(Data extracted from a collection)

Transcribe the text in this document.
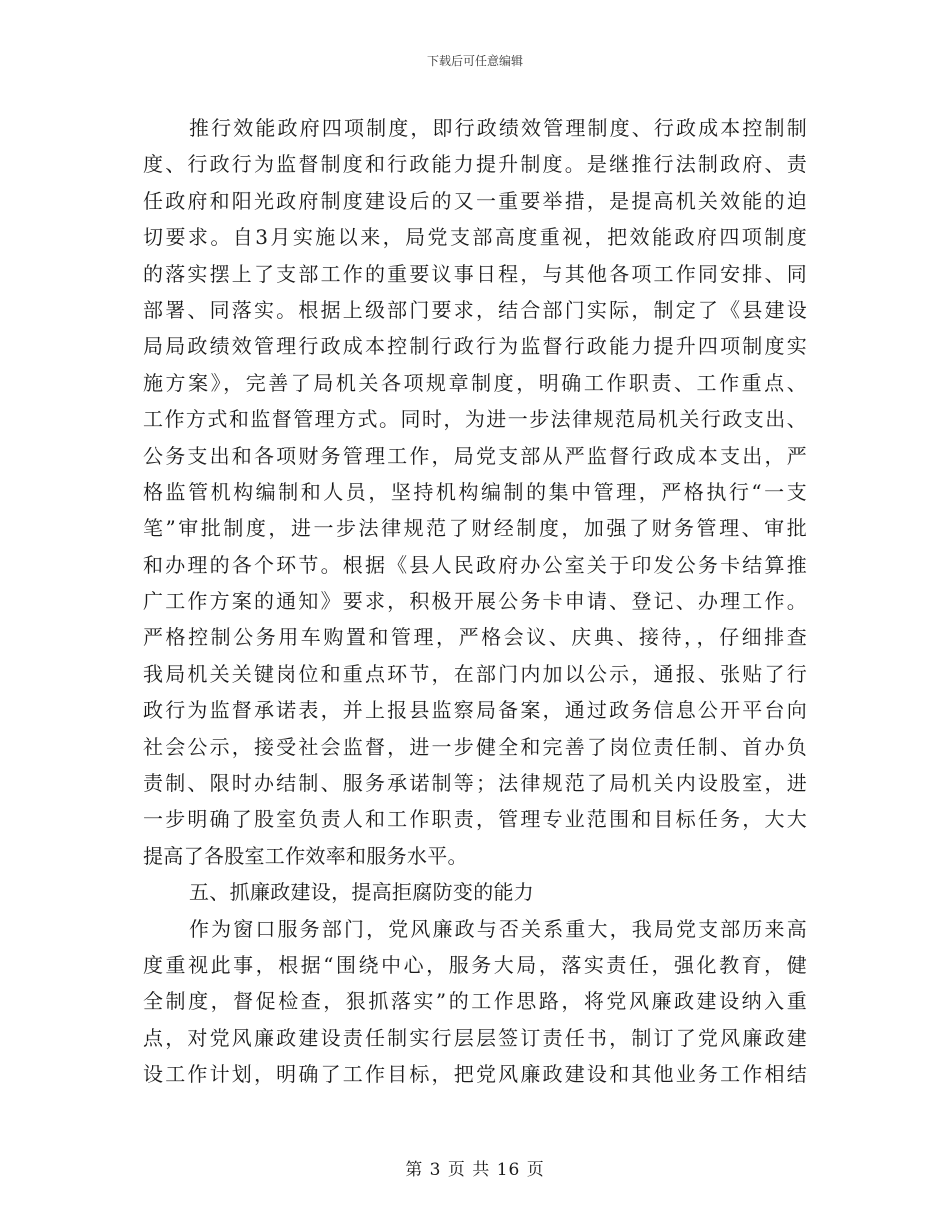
下载后可任意编辑
推行效能政府四项制度，即行政绩效管理制度、行政成本控制制
度、行政行为监督制度和行政能力提升制度。是继推行法制政府、责
任政府和阳光政府制度建设后的又一重要举措，是提高机关效能的迫
切要求。自3月实施以来，局党支部高度重视，把效能政府四项制度
的落实摆上了支部工作的重要议事日程，与其他各项工作同安排、同
部署、同落实。根据上级部门要求，结合部门实际，制定了《县建设
局局政绩效管理行政成本控制行政行为监督行政能力提升四项制度实
施方案》，完善了局机关各项规章制度，明确工作职责、工作重点、
工作方式和监督管理方式。同时，为进一步法律规范局机关行政支出、
公务支出和各项财务管理工作，局党支部从严监督行政成本支出，严
格监管机构编制和人员，坚持机构编制的集中管理，严格执行“一支
笔”审批制度，进一步法律规范了财经制度，加强了财务管理、审批
和办理的各个环节。根据《县人民政府办公室关于印发公务卡结算推
广工作方案的通知》要求，积极开展公务卡申请、登记、办理工作。
严格控制公务用车购置和管理，严格会议、庆典、接待，，仔细排查
我局机关关键岗位和重点环节，在部门内加以公示，通报、张贴了行
政行为监督承诺表，并上报县监察局备案，通过政务信息公开平台向
社会公示，接受社会监督，进一步健全和完善了岗位责任制、首办负
责制、限时办结制、服务承诺制等；法律规范了局机关内设股室，进
一步明确了股室负责人和工作职责，管理专业范围和目标任务，大大
提高了各股室工作效率和服务水平。
五、抓廉政建设，提高拒腐防变的能力
作为窗口服务部门，党风廉政与否关系重大，我局党支部历来高
度重视此事，根据“围绕中心，服务大局，落实责任，强化教育，健
全制度，督促检查，狠抓落实”的工作思路，将党风廉政建设纳入重
点，对党风廉政建设责任制实行层层签订责任书，制订了党风廉政建
设工作计划，明确了工作目标，把党风廉政建设和其他业务工作相结
第 3 页 共 16 页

• _REQUIREMENTS_:
Any pictures should be dropped; transcribe the rest of the records above exactly.

• _RESPONSE BELOW_:
Transcribe the text in this document.
下载后可任意编辑
推行效能政府四项制度，即行政绩效管理制度、行政成本控制制
度、行政行为监督制度和行政能力提升制度。是继推行法制政府、责
任政府和阳光政府制度建设后的又一重要举措，是提高机关效能的迫
切要求。自3月实施以来，局党支部高度重视，把效能政府四项制度
的落实摆上了支部工作的重要议事日程，与其他各项工作同安排、同
部署、同落实。根据上级部门要求，结合部门实际，制定了《县建设
局局政绩效管理行政成本控制行政行为监督行政能力提升四项制度实
施方案》，完善了局机关各项规章制度，明确工作职责、工作重点、
工作方式和监督管理方式。同时，为进一步法律规范局机关行政支出、
公务支出和各项财务管理工作，局党支部从严监督行政成本支出，严
格监管机构编制和人员，坚持机构编制的集中管理，严格执行“一支
笔”审批制度，进一步法律规范了财经制度，加强了财务管理、审批
和办理的各个环节。根据《县人民政府办公室关于印发公务卡结算推
广工作方案的通知》要求，积极开展公务卡申请、登记、办理工作。
严格控制公务用车购置和管理，严格会议、庆典、接待，，仔细排查
我局机关关键岗位和重点环节，在部门内加以公示，通报、张贴了行
政行为监督承诺表，并上报县监察局备案，通过政务信息公开平台向
社会公示，接受社会监督，进一步健全和完善了岗位责任制、首办负
责制、限时办结制、服务承诺制等；法律规范了局机关内设股室，进
一步明确了股室负责人和工作职责，管理专业范围和目标任务，大大
提高了各股室工作效率和服务水平。
五、抓廉政建设，提高拒腐防变的能力
作为窗口服务部门，党风廉政与否关系重大，我局党支部历来高
度重视此事，根据“围绕中心，服务大局，落实责任，强化教育，健
全制度，督促检查，狠抓落实”的工作思路，将党风廉政建设纳入重
点，对党风廉政建设责任制实行层层签订责任书，制订了党风廉政建
设工作计划，明确了工作目标，把党风廉政建设和其他业务工作相结
第 3 页 共 16 页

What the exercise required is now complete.